### SET EXERCISE
Give the material once more, word for word, without any images.

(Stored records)
━━━━━━━━
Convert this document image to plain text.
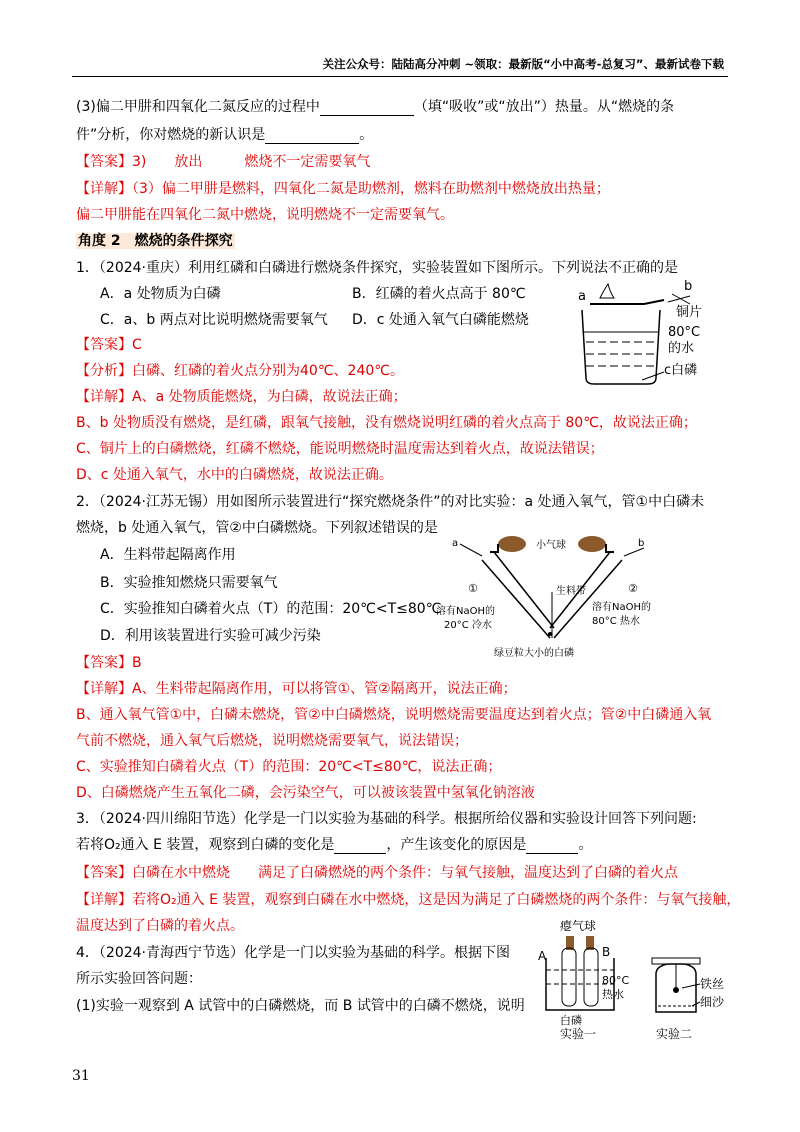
关注公众号：陆陆高分冲刺 ~领取：最新版“小中高考-总复习”、最新试卷下载
(3)偏二甲肼和四氧化二氮反应的过程中	（填“吸收”或“放出”）热量。从“燃烧的条
件”分析，你对燃烧的新认识是	。
【答案】3)　　放出　　　燃烧不一定需要氧气
【详解】（3）偏二甲肼是燃料，四氧化二氮是助燃剂，燃料在助燃剂中燃烧放出热量；
偏二甲肼能在四氧化二氮中燃烧，说明燃烧不一定需要氧气。
角度 2　燃烧的条件探究
1．（2024·重庆）利用红磷和白磷进行燃烧条件探究，实验装置如下图所示。下列说法不正确的是
A．a 处物质为白磷	B．红磷的着火点高于 80℃
C．a、b 两点对比说明燃烧需要氧气 D．c 处通入氧气白磷能燃烧
【答案】C
【分析】白磷、红磷的着火点分别为40℃、240℃。
【详解】A、a 处物质能燃烧，为白磷，故说法正确；
B、b 处物质没有燃烧，是红磷，跟氧气接触，没有燃烧说明红磷的着火点高于 80℃，故说法正确；
C、铜片上的白磷燃烧，红磷不燃烧，能说明燃烧时温度需达到着火点，故说法错误；
D、c 处通入氧气，水中的白磷燃烧，故说法正确。
a
b
铜片
80°C
的水
c白磷
2．（2024·江苏无锡）用如图所示装置进行“探究燃烧条件”的对比实验：a 处通入氧气，管①中白磷未
燃烧，b 处通入氧气，管②中白磷燃烧。下列叙述错误的是
A．生料带起隔离作用
B．实验推知燃烧只需要氧气
C．实验推知白磷着火点（T）的范围：20℃<T≤80℃
D．利用该装置进行实验可减少污染
a	b
小气球
①	②
生料带
溶有NaOH的
20°C 冷水
溶有NaOH的
80°C 热水
绿豆粒大小的白磷
【答案】B
【详解】A、生料带起隔离作用，可以将管①、管②隔离开，说法正确；
B、通入氧气管①中，白磷未燃烧，管②中白磷燃烧，说明燃烧需要温度达到着火点；管②中白磷通入氧
气前不燃烧，通入氧气后燃烧，说明燃烧需要氧气，说法错误；
C、实验推知白磷着火点（T）的范围：20℃<T≤80℃，说法正确；
D、白磷燃烧产生五氧化二磷，会污染空气，可以被该装置中氢氧化钠溶液
3．（2024·四川绵阳节选）化学是一门以实验为基础的科学。根据所给仪器和实验设计回答下列问题:
若将O₂通入 E 装置，观察到白磷的变化是	，产生该变化的原因是	。
【答案】白磷在水中燃烧　　满足了白磷燃烧的两个条件：与氧气接触，温度达到了白磷的着火点
【详解】若将O₂通入 E 装置，观察到白磷在水中燃烧，这是因为满足了白磷燃烧的两个条件：与氧气接触，
温度达到了白磷的着火点。
4．（2024·青海西宁节选）化学是一门以实验为基础的科学。根据下图
所示实验回答问题：
(1)实验一观察到 A 试管中的白磷燃烧，而 B 试管中的白磷不燃烧，说明
瘪气球
A	B
80°C
热水
白磷
实验一
铁丝
细沙
实验二
31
━━━━━━━━
### EXPECTED ANSWER
Convert this document image to plain text.
关注公众号：陆陆高分冲刺 ~领取：最新版“小中高考-总复习”、最新试卷下载
(3)偏二甲肼和四氧化二氮反应的过程中	（填“吸收”或“放出”）热量。从“燃烧的条
件”分析，你对燃烧的新认识是	。
【答案】3)　　放出　　　燃烧不一定需要氧气
【详解】（3）偏二甲肼是燃料，四氧化二氮是助燃剂，燃料在助燃剂中燃烧放出热量；
偏二甲肼能在四氧化二氮中燃烧，说明燃烧不一定需要氧气。
角度 2　燃烧的条件探究
1．（2024·重庆）利用红磷和白磷进行燃烧条件探究，实验装置如下图所示。下列说法不正确的是
A．a 处物质为白磷	B．红磷的着火点高于 80℃
C．a、b 两点对比说明燃烧需要氧气 D．c 处通入氧气白磷能燃烧
【答案】C
【分析】白磷、红磷的着火点分别为40℃、240℃。
【详解】A、a 处物质能燃烧，为白磷，故说法正确；
B、b 处物质没有燃烧，是红磷，跟氧气接触，没有燃烧说明红磷的着火点高于 80℃，故说法正确；
C、铜片上的白磷燃烧，红磷不燃烧，能说明燃烧时温度需达到着火点，故说法错误；
D、c 处通入氧气，水中的白磷燃烧，故说法正确。
a
b
铜片
80°C
的水
c白磷
2．（2024·江苏无锡）用如图所示装置进行“探究燃烧条件”的对比实验：a 处通入氧气，管①中白磷未
燃烧，b 处通入氧气，管②中白磷燃烧。下列叙述错误的是
A．生料带起隔离作用
B．实验推知燃烧只需要氧气
C．实验推知白磷着火点（T）的范围：20℃<T≤80℃
D．利用该装置进行实验可减少污染
a	b
小气球
①	②
生料带
溶有NaOH的
20°C 冷水
溶有NaOH的
80°C 热水
绿豆粒大小的白磷
【答案】B
【详解】A、生料带起隔离作用，可以将管①、管②隔离开，说法正确；
B、通入氧气管①中，白磷未燃烧，管②中白磷燃烧，说明燃烧需要温度达到着火点；管②中白磷通入氧
气前不燃烧，通入氧气后燃烧，说明燃烧需要氧气，说法错误；
C、实验推知白磷着火点（T）的范围：20℃<T≤80℃，说法正确；
D、白磷燃烧产生五氧化二磷，会污染空气，可以被该装置中氢氧化钠溶液
3．（2024·四川绵阳节选）化学是一门以实验为基础的科学。根据所给仪器和实验设计回答下列问题:
若将O₂通入 E 装置，观察到白磷的变化是	，产生该变化的原因是	。
【答案】白磷在水中燃烧　　满足了白磷燃烧的两个条件：与氧气接触，温度达到了白磷的着火点
【详解】若将O₂通入 E 装置，观察到白磷在水中燃烧，这是因为满足了白磷燃烧的两个条件：与氧气接触，
温度达到了白磷的着火点。
4．（2024·青海西宁节选）化学是一门以实验为基础的科学。根据下图
所示实验回答问题：
(1)实验一观察到 A 试管中的白磷燃烧，而 B 试管中的白磷不燃烧，说明
瘪气球
A	B
80°C
热水
白磷
实验一
铁丝
细沙
实验二
31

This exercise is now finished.